§ **Directions**
Scan the material below for the string "hazard", and copy every line where it shows up.

§ **Material for this task**
'''

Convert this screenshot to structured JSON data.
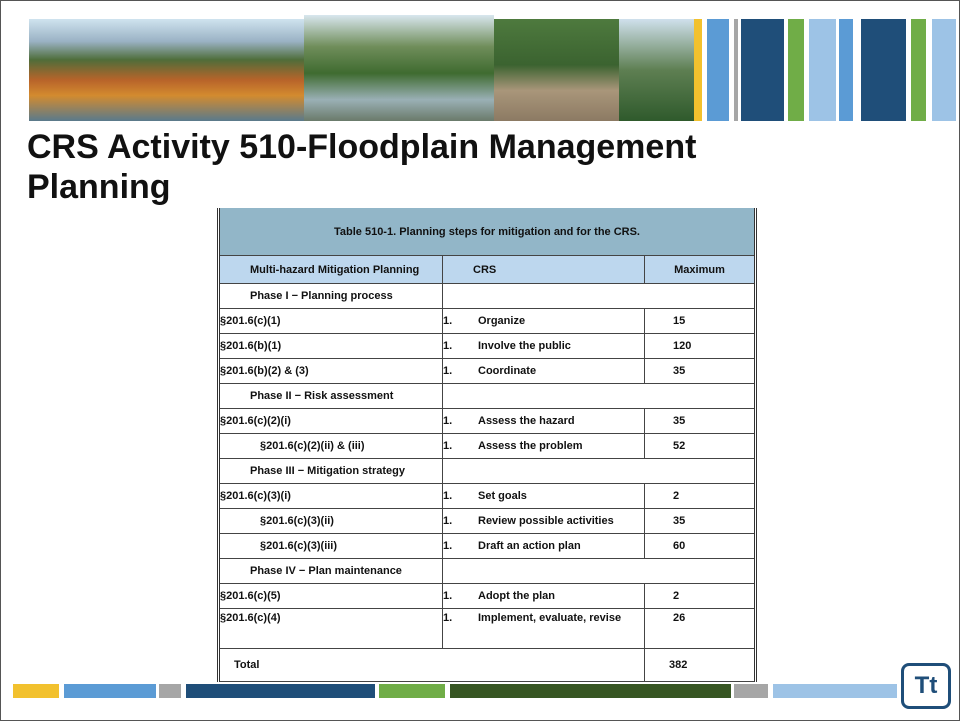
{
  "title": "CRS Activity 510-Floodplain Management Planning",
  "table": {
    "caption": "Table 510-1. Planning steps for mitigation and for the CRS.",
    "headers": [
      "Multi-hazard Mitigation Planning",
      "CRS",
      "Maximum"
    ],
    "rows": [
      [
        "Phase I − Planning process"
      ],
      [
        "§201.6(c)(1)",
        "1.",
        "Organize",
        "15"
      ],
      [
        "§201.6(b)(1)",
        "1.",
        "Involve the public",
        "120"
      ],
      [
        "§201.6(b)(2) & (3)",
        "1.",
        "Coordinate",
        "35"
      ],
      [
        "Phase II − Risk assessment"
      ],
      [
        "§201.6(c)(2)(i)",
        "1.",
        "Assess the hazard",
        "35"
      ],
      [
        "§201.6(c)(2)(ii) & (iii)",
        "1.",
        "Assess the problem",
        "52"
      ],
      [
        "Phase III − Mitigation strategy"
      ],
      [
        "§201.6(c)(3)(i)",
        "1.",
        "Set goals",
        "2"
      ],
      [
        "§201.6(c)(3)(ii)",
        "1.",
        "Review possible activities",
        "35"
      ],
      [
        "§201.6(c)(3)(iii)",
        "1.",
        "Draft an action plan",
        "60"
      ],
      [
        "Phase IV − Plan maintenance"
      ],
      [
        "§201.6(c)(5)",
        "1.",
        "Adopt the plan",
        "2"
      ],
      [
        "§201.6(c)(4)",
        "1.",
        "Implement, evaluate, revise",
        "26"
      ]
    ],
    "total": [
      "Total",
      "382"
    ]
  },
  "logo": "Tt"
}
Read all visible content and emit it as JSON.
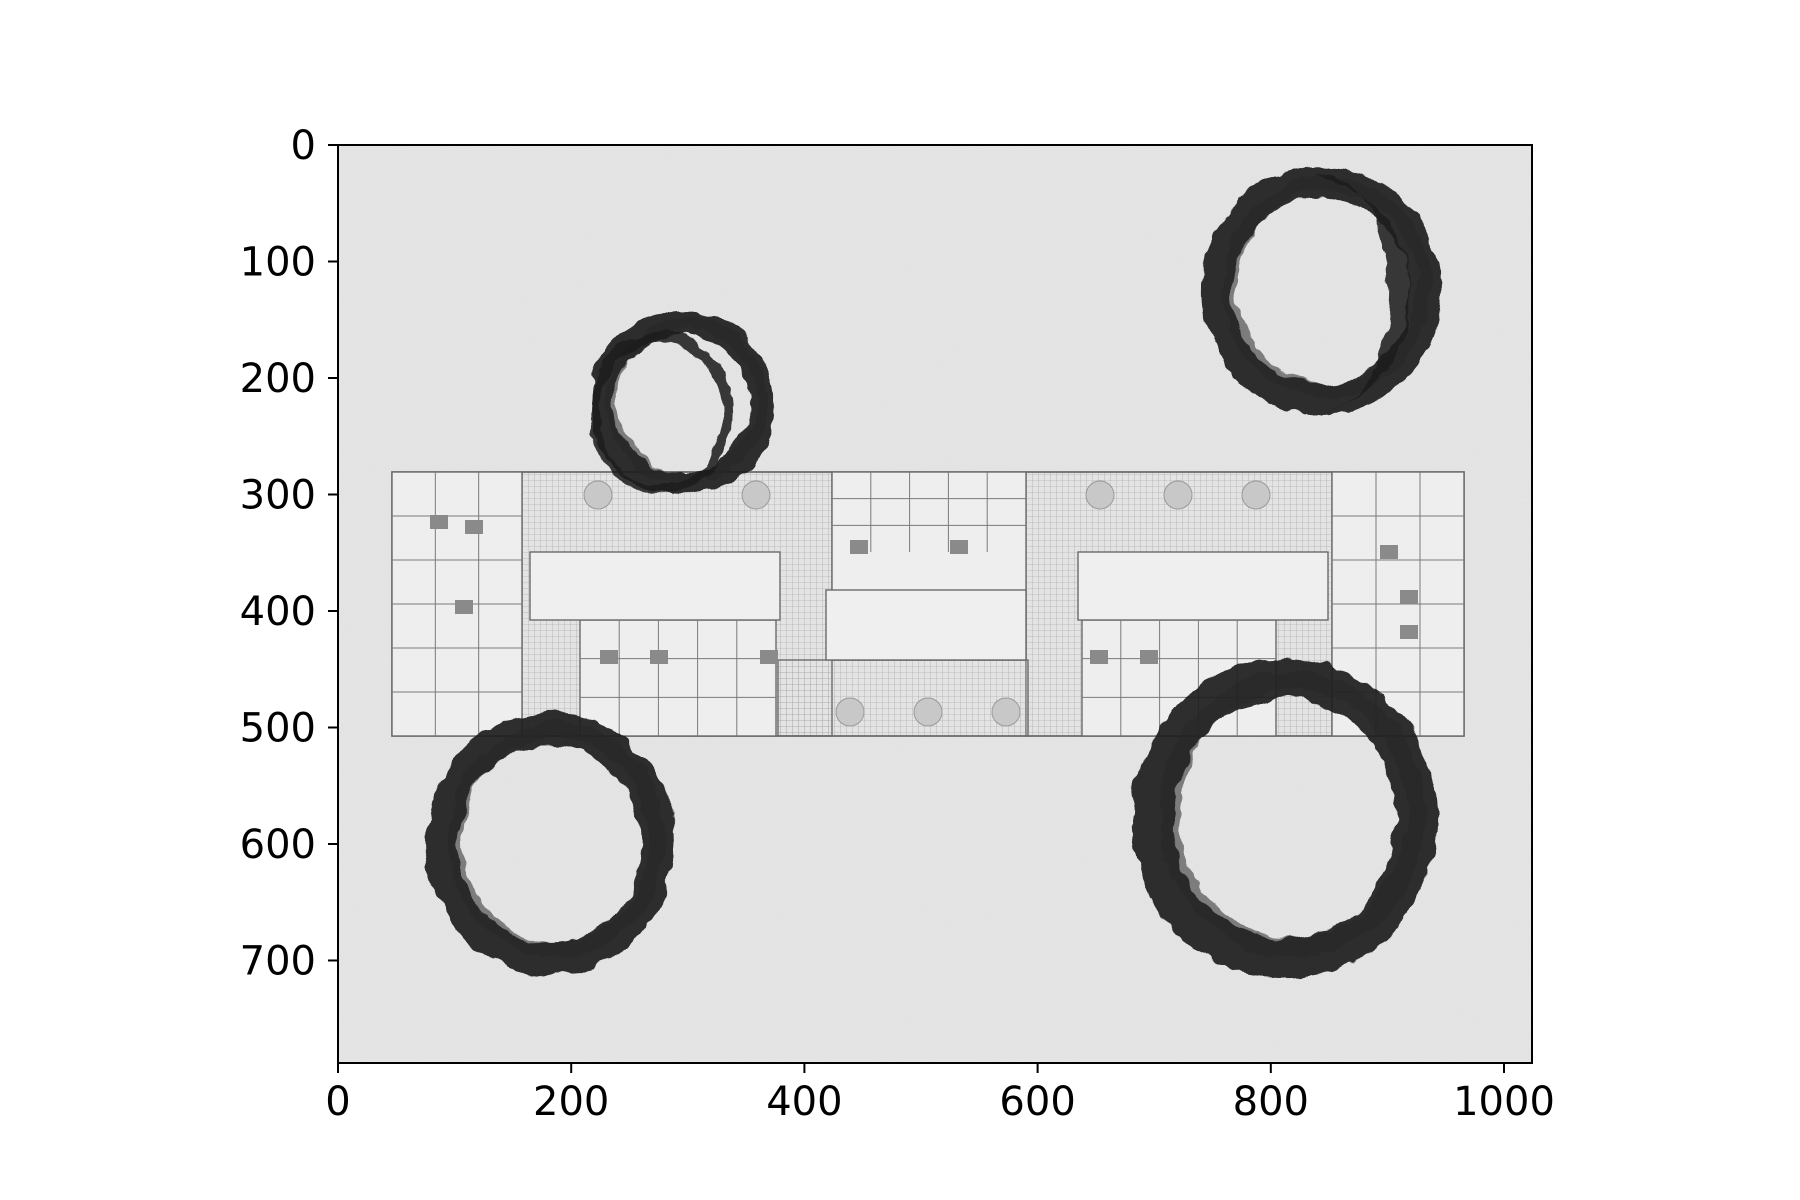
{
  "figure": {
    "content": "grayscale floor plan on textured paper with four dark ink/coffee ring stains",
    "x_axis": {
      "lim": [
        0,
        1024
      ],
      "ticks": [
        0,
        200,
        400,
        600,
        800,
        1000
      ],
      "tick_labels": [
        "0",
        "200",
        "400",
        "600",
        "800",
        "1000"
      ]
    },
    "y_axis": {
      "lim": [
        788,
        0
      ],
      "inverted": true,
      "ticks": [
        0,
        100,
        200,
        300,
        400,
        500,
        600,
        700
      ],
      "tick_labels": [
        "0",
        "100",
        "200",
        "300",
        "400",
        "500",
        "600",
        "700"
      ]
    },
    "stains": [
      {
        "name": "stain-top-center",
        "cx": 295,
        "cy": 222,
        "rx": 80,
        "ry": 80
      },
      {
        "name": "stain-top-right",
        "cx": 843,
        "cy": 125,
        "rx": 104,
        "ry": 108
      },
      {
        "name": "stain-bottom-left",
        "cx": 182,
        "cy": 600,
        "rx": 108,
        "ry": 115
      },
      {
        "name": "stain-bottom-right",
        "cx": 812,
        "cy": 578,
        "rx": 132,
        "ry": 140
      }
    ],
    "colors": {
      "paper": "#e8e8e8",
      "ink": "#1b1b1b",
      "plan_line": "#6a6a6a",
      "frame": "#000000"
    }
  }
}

'''

§ **Answer to this exercise**
      "Multi-hazard Mitigation Planning",
        "Assess the hazard",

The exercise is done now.